> [TASK BRIEF]:
Restate every line of the material, word for word.

>> START RECORDS FOR THE EXERCISE

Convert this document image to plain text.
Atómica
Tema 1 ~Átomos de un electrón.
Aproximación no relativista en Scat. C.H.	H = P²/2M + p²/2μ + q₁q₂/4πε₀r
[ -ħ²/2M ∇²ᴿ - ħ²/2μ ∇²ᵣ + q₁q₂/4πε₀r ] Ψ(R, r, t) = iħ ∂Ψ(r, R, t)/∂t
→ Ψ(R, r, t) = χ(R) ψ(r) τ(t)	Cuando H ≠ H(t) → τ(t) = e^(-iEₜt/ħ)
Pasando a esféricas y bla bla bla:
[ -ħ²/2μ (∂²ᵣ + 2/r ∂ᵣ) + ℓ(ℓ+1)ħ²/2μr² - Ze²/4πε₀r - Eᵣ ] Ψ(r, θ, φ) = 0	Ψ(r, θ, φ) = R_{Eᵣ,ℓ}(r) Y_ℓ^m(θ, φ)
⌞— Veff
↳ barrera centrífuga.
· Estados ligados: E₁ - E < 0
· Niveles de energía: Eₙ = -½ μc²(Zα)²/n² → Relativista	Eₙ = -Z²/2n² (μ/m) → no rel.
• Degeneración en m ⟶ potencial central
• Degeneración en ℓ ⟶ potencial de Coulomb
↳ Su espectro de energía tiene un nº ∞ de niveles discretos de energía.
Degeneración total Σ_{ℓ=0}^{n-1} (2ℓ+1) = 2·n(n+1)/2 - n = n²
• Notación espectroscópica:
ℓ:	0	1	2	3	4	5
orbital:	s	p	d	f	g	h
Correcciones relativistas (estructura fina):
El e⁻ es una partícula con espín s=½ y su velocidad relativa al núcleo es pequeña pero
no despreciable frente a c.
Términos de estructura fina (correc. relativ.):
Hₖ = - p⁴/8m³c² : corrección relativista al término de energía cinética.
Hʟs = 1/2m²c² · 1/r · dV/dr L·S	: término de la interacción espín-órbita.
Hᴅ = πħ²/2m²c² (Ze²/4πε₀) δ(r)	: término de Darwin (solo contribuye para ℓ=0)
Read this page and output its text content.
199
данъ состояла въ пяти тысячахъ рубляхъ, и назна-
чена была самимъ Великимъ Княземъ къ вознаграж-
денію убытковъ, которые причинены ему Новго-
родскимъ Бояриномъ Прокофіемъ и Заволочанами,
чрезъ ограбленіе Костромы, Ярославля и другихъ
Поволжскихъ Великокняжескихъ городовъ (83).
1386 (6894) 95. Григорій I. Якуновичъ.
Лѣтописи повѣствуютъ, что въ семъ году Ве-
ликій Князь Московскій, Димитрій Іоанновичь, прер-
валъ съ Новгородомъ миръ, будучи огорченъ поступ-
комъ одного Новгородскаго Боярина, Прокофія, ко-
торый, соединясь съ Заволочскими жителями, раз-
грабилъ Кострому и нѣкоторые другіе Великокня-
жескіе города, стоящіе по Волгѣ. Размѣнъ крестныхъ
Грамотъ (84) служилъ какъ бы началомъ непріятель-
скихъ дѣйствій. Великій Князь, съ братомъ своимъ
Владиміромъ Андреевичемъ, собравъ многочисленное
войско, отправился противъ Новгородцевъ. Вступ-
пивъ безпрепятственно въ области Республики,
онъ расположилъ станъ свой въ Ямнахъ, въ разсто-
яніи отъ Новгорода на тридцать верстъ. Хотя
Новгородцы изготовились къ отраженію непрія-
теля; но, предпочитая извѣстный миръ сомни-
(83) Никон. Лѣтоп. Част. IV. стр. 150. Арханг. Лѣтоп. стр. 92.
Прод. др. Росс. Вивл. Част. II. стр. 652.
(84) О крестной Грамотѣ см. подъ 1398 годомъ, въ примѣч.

>> END RECORDS FOR THE EXERCISE

> [FINAL ANSWER]:
Convert this document image to plain text.
Atómica
Tema 1 ~Átomos de un electrón.
Aproximación no relativista en Scat. C.H.	H = P²/2M + p²/2μ + q₁q₂/4πε₀r
[ -ħ²/2M ∇²ᴿ - ħ²/2μ ∇²ᵣ + q₁q₂/4πε₀r ] Ψ(R, r, t) = iħ ∂Ψ(r, R, t)/∂t
→ Ψ(R, r, t) = χ(R) ψ(r) τ(t)	Cuando H ≠ H(t) → τ(t) = e^(-iEₜt/ħ)
Pasando a esféricas y bla bla bla:
[ -ħ²/2μ (∂²ᵣ + 2/r ∂ᵣ) + ℓ(ℓ+1)ħ²/2μr² - Ze²/4πε₀r - Eᵣ ] Ψ(r, θ, φ) = 0	Ψ(r, θ, φ) = R_{Eᵣ,ℓ}(r) Y_ℓ^m(θ, φ)
⌞— Veff
↳ barrera centrífuga.
· Estados ligados: E₁ - E < 0
· Niveles de energía: Eₙ = -½ μc²(Zα)²/n² → Relativista	Eₙ = -Z²/2n² (μ/m) → no rel.
• Degeneración en m ⟶ potencial central
• Degeneración en ℓ ⟶ potencial de Coulomb
↳ Su espectro de energía tiene un nº ∞ de niveles discretos de energía.
Degeneración total Σ_{ℓ=0}^{n-1} (2ℓ+1) = 2·n(n+1)/2 - n = n²
• Notación espectroscópica:
ℓ:	0	1	2	3	4	5
orbital:	s	p	d	f	g	h
Correcciones relativistas (estructura fina):
El e⁻ es una partícula con espín s=½ y su velocidad relativa al núcleo es pequeña pero
no despreciable frente a c.
Términos de estructura fina (correc. relativ.):
Hₖ = - p⁴/8m³c² : corrección relativista al término de energía cinética.
Hʟs = 1/2m²c² · 1/r · dV/dr L·S	: término de la interacción espín-órbita.
Hᴅ = πħ²/2m²c² (Ze²/4πε₀) δ(r)	: término de Darwin (solo contribuye para ℓ=0)
Read this page and output its text content.
199
данъ состояла въ пяти тысячахъ рубляхъ, и назна-
чена была самимъ Великимъ Княземъ къ вознаграж-
денію убытковъ, которые причинены ему Новго-
родскимъ Бояриномъ Прокофіемъ и Заволочанами,
чрезъ ограбленіе Костромы, Ярославля и другихъ
Поволжскихъ Великокняжескихъ городовъ (83).
1386 (6894) 95. Григорій I. Якуновичъ.
Лѣтописи повѣствуютъ, что въ семъ году Ве-
ликій Князь Московскій, Димитрій Іоанновичь, прер-
валъ съ Новгородомъ миръ, будучи огорченъ поступ-
комъ одного Новгородскаго Боярина, Прокофія, ко-
торый, соединясь съ Заволочскими жителями, раз-
грабилъ Кострому и нѣкоторые другіе Великокня-
жескіе города, стоящіе по Волгѣ. Размѣнъ крестныхъ
Грамотъ (84) служилъ какъ бы началомъ непріятель-
скихъ дѣйствій. Великій Князь, съ братомъ своимъ
Владиміромъ Андреевичемъ, собравъ многочисленное
войско, отправился противъ Новгородцевъ. Вступ-
пивъ безпрепятственно въ области Республики,
онъ расположилъ станъ свой въ Ямнахъ, въ разсто-
яніи отъ Новгорода на тридцать верстъ. Хотя
Новгородцы изготовились къ отраженію непрія-
теля; но, предпочитая извѣстный миръ сомни-
(83) Никон. Лѣтоп. Част. IV. стр. 150. Арханг. Лѣтоп. стр. 92.
Прод. др. Росс. Вивл. Част. II. стр. 652.
(84) О крестной Грамотѣ см. подъ 1398 годомъ, въ примѣч.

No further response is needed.